## DO THIS
Retype every entry word for word.

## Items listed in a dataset
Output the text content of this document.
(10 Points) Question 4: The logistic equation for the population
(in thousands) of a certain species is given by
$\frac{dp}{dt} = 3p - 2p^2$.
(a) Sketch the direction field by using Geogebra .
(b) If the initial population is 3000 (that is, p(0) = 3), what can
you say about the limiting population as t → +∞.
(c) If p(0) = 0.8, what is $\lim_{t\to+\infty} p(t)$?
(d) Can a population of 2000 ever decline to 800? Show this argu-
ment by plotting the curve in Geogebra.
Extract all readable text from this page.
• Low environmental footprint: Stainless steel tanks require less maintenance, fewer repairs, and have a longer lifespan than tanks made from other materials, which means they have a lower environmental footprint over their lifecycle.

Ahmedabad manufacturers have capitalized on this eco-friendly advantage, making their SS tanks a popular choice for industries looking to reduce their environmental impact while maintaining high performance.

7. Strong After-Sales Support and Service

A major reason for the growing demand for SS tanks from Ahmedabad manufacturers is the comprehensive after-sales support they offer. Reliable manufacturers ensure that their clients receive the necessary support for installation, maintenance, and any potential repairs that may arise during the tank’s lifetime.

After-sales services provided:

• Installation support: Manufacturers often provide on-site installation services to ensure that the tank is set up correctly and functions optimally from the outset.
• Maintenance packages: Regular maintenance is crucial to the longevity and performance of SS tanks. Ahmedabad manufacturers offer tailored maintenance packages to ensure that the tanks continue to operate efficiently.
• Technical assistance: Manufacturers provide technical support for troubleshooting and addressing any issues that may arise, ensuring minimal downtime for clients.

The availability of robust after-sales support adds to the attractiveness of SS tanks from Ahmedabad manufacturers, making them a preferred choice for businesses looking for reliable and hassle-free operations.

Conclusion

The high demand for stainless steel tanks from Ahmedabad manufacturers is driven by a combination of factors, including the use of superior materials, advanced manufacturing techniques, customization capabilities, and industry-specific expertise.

## RESPONSE TO THIS TASK
Output the text content of this document.
(10 Points) Question 4: The logistic equation for the population
(in thousands) of a certain species is given by
$\frac{dp}{dt} = 3p - 2p^2$.
(a) Sketch the direction field by using Geogebra .
(b) If the initial population is 3000 (that is, p(0) = 3), what can
you say about the limiting population as t → +∞.
(c) If p(0) = 0.8, what is $\lim_{t\to+\infty} p(t)$?
(d) Can a population of 2000 ever decline to 800? Show this argu-
ment by plotting the curve in Geogebra.
Extract all readable text from this page.
• Low environmental footprint: Stainless steel tanks require less maintenance, fewer repairs, and have a longer lifespan than tanks made from other materials, which means they have a lower environmental footprint over their lifecycle.

Ahmedabad manufacturers have capitalized on this eco-friendly advantage, making their SS tanks a popular choice for industries looking to reduce their environmental impact while maintaining high performance.

7. Strong After-Sales Support and Service

A major reason for the growing demand for SS tanks from Ahmedabad manufacturers is the comprehensive after-sales support they offer. Reliable manufacturers ensure that their clients receive the necessary support for installation, maintenance, and any potential repairs that may arise during the tank’s lifetime.

After-sales services provided:

• Installation support: Manufacturers often provide on-site installation services to ensure that the tank is set up correctly and functions optimally from the outset.
• Maintenance packages: Regular maintenance is crucial to the longevity and performance of SS tanks. Ahmedabad manufacturers offer tailored maintenance packages to ensure that the tanks continue to operate efficiently.
• Technical assistance: Manufacturers provide technical support for troubleshooting and addressing any issues that may arise, ensuring minimal downtime for clients.

The availability of robust after-sales support adds to the attractiveness of SS tanks from Ahmedabad manufacturers, making them a preferred choice for businesses looking for reliable and hassle-free operations.

Conclusion

The high demand for stainless steel tanks from Ahmedabad manufacturers is driven by a combination of factors, including the use of superior materials, advanced manufacturing techniques, customization capabilities, and industry-specific expertise.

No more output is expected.